* [What you have to do] Go through the listing below and gather every line with the word "рубки".

** Start of Source material **

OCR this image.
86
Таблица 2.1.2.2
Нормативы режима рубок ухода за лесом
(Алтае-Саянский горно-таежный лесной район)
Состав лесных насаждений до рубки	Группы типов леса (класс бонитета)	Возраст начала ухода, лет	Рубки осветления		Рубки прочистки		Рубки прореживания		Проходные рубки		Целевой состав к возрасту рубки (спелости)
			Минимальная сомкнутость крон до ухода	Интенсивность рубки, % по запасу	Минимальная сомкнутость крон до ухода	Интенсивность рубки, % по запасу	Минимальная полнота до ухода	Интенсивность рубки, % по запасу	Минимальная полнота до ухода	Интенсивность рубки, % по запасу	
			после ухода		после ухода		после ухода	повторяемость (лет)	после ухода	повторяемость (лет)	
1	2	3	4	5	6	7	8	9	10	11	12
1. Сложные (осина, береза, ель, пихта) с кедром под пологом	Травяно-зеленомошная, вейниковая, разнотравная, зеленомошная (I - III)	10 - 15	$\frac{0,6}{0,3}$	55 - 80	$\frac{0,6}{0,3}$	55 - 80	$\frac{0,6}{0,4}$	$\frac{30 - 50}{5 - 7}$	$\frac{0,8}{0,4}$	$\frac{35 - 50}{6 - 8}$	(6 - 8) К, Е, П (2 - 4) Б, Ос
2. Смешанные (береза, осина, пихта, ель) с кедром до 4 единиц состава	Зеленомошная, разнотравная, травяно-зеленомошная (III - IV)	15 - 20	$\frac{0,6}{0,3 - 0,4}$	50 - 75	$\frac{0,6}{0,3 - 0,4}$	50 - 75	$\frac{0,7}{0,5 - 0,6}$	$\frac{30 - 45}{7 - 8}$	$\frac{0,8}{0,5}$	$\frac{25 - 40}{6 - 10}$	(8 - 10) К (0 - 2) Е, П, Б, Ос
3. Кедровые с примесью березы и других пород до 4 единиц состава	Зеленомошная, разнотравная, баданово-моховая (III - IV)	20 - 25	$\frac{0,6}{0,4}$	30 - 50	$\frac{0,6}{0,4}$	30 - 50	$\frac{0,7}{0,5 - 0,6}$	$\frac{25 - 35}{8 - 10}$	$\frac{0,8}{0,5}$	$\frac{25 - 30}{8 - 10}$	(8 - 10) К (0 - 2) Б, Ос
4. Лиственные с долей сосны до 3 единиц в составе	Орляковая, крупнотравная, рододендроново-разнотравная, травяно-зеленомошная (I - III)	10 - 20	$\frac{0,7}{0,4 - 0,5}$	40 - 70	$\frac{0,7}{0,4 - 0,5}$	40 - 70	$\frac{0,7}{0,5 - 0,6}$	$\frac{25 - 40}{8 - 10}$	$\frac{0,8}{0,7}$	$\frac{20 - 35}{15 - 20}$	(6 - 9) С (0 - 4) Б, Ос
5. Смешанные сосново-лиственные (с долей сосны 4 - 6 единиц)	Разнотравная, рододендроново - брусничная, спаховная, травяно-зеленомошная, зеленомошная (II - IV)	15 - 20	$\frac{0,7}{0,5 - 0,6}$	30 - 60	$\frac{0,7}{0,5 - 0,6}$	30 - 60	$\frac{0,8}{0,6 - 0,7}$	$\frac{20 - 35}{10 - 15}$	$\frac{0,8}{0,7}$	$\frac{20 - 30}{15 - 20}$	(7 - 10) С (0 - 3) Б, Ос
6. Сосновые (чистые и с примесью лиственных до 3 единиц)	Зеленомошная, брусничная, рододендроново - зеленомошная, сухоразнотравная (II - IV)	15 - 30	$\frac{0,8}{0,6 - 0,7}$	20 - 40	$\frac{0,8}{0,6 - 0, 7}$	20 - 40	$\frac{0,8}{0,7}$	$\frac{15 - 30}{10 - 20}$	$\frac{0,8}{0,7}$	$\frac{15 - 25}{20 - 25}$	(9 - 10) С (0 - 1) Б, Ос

** End of Source material **

* [Response to this task]
Состав лесных насаждений до рубки	Группы типов леса (класс бонитета)	Возраст начала ухода, лет	Рубки осветления		Рубки прочистки		Рубки прореживания		Проходные рубки		Целевой состав к возрасту рубки (спелости)
			Минимальная сомкнутость крон до ухода	Интенсивность рубки, % по запасу	Минимальная сомкнутость крон до ухода	Интенсивность рубки, % по запасу	Минимальная полнота до ухода	Интенсивность рубки, % по запасу	Минимальная полнота до ухода	Интенсивность рубки, % по запасу	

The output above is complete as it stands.